◆ What is needed
Copy out each line of the data that holds the word "into".

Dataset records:
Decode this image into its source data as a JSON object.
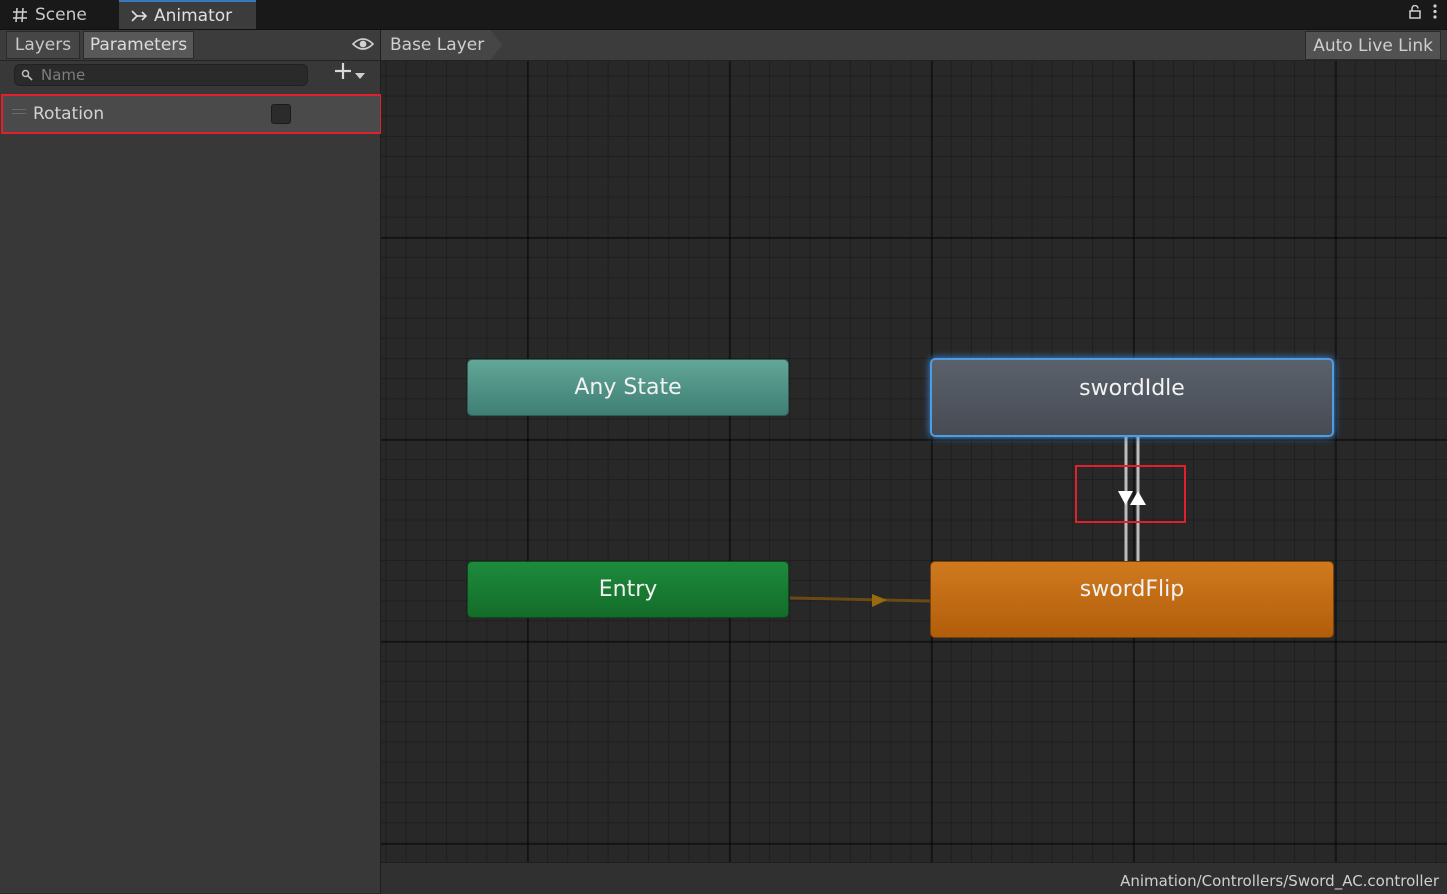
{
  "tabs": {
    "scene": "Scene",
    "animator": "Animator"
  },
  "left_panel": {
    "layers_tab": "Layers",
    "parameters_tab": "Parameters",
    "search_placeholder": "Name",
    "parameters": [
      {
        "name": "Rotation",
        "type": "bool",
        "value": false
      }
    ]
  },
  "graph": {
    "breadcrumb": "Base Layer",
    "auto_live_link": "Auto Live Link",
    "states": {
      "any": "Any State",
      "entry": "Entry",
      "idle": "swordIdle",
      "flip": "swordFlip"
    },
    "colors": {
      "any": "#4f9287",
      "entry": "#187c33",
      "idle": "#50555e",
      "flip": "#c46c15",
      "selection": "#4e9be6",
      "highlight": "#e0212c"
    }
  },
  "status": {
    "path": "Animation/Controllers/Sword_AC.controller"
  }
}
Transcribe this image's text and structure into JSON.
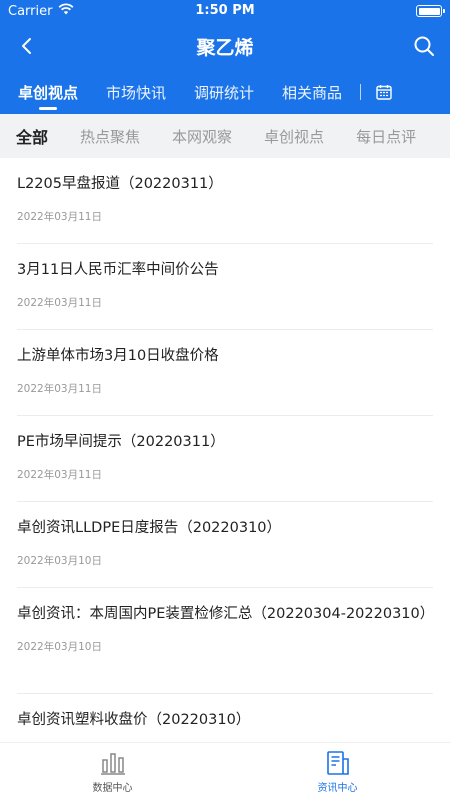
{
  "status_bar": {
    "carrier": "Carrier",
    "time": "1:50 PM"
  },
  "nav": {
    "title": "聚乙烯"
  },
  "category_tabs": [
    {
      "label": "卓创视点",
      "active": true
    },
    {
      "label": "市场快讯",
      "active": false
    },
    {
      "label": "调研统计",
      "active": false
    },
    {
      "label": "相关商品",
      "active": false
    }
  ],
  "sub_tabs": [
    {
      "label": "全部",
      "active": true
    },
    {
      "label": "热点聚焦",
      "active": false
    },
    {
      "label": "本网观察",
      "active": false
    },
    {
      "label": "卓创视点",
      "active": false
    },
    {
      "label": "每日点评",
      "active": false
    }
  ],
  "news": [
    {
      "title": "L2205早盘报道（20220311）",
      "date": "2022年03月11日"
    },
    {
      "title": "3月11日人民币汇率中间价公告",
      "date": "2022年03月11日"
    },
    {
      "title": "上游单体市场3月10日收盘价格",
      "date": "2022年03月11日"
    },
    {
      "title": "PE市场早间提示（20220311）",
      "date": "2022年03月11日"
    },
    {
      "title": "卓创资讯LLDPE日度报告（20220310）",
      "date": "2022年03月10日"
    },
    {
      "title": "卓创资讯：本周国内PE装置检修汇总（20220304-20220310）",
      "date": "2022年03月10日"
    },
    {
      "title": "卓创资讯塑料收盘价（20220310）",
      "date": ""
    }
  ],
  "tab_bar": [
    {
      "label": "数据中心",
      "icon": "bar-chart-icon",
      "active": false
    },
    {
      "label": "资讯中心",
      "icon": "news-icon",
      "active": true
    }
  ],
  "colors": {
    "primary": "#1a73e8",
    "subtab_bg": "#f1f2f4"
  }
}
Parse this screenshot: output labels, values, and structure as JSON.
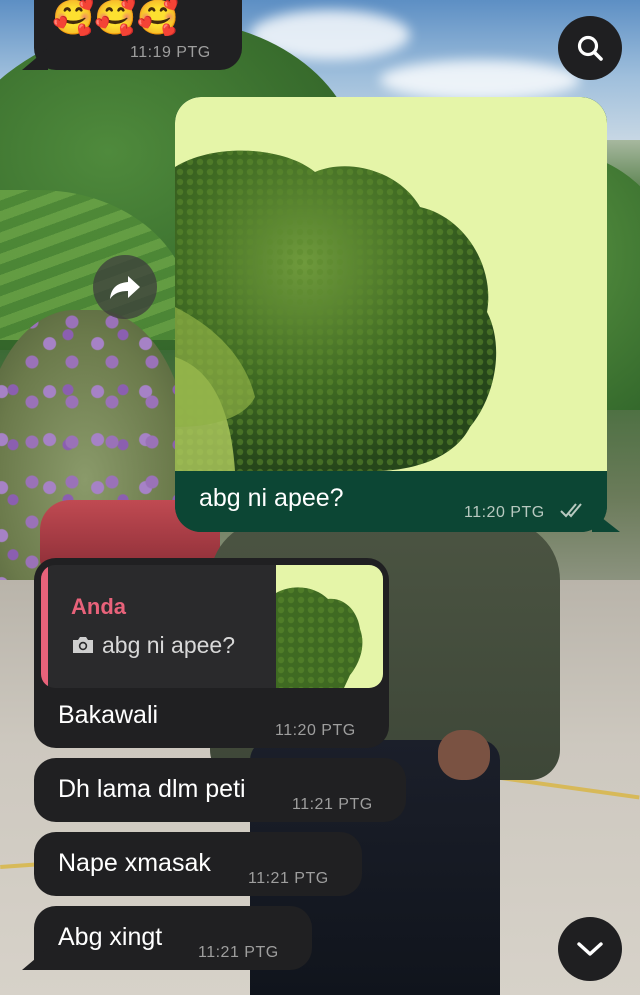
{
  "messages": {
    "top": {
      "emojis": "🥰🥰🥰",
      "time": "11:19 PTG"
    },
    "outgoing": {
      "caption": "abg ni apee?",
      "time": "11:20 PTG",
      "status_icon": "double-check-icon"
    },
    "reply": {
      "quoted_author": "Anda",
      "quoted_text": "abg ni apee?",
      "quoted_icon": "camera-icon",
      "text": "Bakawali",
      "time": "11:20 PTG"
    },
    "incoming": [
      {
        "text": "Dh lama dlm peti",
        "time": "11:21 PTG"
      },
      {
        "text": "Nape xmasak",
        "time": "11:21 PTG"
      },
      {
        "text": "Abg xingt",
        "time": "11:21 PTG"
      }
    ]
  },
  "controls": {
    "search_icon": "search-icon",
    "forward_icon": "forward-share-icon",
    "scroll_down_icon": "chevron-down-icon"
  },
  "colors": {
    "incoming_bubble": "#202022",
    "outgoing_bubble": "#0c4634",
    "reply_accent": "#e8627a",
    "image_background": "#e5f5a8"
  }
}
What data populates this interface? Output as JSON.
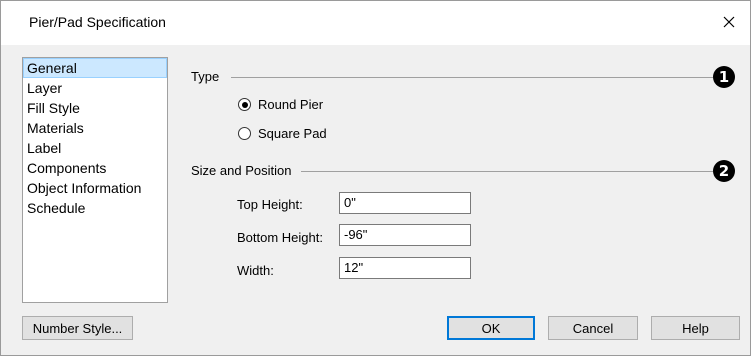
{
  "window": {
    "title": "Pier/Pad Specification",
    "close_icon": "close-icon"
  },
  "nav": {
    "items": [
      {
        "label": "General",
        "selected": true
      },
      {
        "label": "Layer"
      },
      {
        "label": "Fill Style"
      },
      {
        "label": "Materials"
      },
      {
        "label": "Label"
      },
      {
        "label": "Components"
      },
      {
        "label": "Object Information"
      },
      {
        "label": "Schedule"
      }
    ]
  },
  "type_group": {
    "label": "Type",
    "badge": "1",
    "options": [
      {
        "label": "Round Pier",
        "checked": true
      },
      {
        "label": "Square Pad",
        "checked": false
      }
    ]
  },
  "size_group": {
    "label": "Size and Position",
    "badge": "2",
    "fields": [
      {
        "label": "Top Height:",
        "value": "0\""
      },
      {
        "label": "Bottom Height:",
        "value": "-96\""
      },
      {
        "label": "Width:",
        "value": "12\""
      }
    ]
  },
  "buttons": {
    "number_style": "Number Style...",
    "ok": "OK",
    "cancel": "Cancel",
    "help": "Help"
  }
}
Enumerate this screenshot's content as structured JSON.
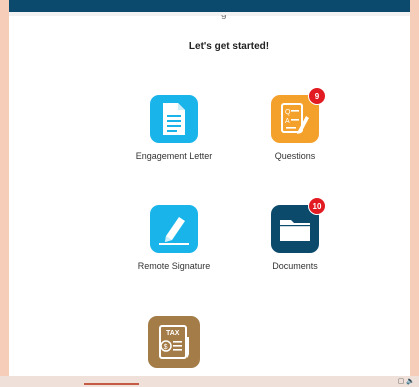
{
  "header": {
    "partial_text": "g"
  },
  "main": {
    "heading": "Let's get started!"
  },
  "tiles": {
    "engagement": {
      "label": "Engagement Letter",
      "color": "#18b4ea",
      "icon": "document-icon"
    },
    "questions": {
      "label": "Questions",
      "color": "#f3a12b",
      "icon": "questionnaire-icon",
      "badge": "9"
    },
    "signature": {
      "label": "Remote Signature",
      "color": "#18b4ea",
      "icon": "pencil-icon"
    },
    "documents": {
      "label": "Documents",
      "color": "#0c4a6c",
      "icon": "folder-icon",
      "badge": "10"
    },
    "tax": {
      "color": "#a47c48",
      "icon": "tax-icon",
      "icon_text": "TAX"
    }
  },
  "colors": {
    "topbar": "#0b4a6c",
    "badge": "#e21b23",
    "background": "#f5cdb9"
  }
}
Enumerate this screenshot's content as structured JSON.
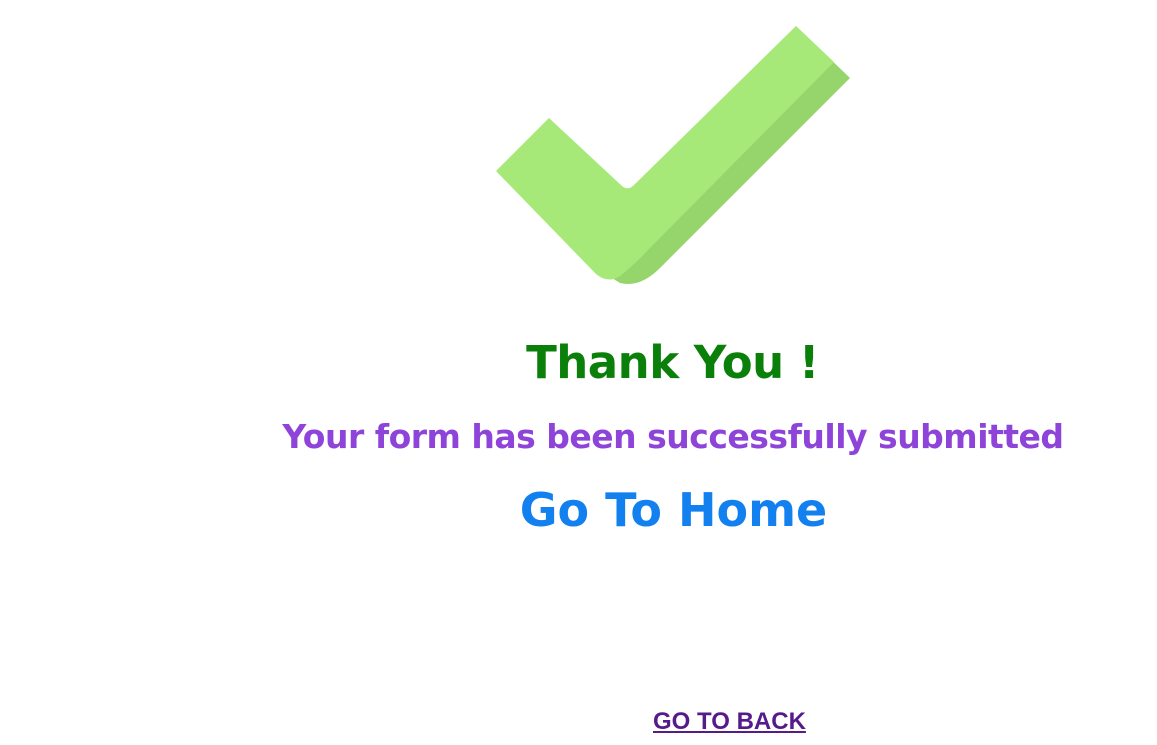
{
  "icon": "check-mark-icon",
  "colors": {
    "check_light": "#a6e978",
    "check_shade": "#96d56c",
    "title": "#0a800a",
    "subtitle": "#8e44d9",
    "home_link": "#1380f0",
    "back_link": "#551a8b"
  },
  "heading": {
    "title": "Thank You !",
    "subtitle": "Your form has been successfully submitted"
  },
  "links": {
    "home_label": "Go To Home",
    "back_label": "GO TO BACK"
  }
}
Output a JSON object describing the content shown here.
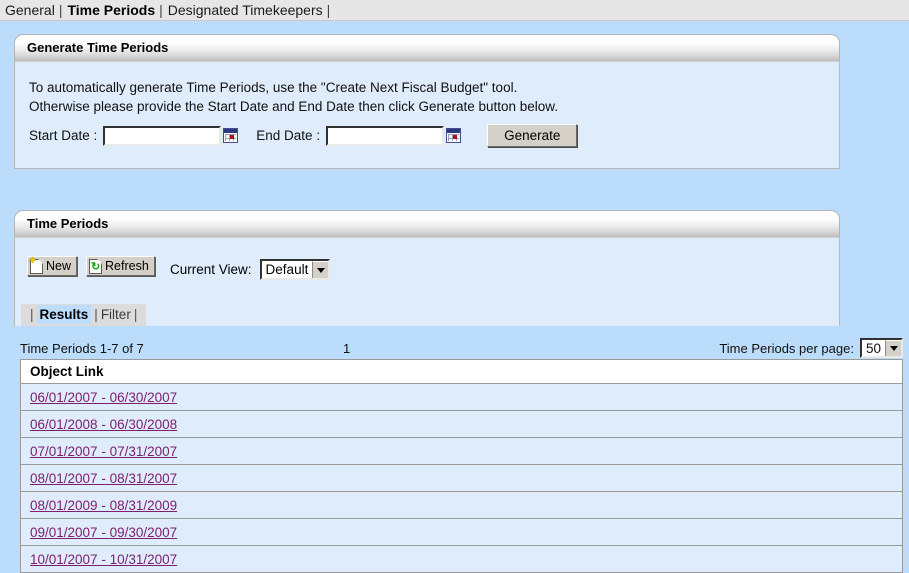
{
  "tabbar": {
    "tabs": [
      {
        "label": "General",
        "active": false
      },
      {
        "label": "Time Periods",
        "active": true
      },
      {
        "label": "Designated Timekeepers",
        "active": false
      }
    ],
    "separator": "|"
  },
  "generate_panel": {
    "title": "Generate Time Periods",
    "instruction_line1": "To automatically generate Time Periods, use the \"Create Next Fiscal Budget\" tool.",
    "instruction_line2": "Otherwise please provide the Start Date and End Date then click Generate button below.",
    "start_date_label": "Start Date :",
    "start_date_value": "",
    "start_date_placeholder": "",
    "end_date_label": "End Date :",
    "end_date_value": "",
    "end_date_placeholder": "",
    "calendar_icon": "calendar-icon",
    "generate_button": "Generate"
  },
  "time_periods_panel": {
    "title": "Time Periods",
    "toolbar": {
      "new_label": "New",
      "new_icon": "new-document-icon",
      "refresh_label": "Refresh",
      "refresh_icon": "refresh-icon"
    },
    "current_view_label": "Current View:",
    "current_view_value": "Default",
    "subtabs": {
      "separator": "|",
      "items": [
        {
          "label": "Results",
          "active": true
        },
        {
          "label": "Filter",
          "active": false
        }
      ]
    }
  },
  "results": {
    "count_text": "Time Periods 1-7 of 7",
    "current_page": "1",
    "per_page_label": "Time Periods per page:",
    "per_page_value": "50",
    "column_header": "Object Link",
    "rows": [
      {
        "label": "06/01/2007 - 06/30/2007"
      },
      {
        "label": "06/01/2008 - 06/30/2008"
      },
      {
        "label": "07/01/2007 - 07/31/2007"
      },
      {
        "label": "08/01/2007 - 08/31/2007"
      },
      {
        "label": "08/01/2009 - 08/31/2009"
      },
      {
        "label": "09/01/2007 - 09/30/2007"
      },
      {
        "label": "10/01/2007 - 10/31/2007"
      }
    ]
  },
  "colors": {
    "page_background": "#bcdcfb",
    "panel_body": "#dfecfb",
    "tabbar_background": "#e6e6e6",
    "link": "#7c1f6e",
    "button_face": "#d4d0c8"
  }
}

◆ Response
Decode this image into its source data as a JSON object.
Transcribe this image's text and structure into JSON.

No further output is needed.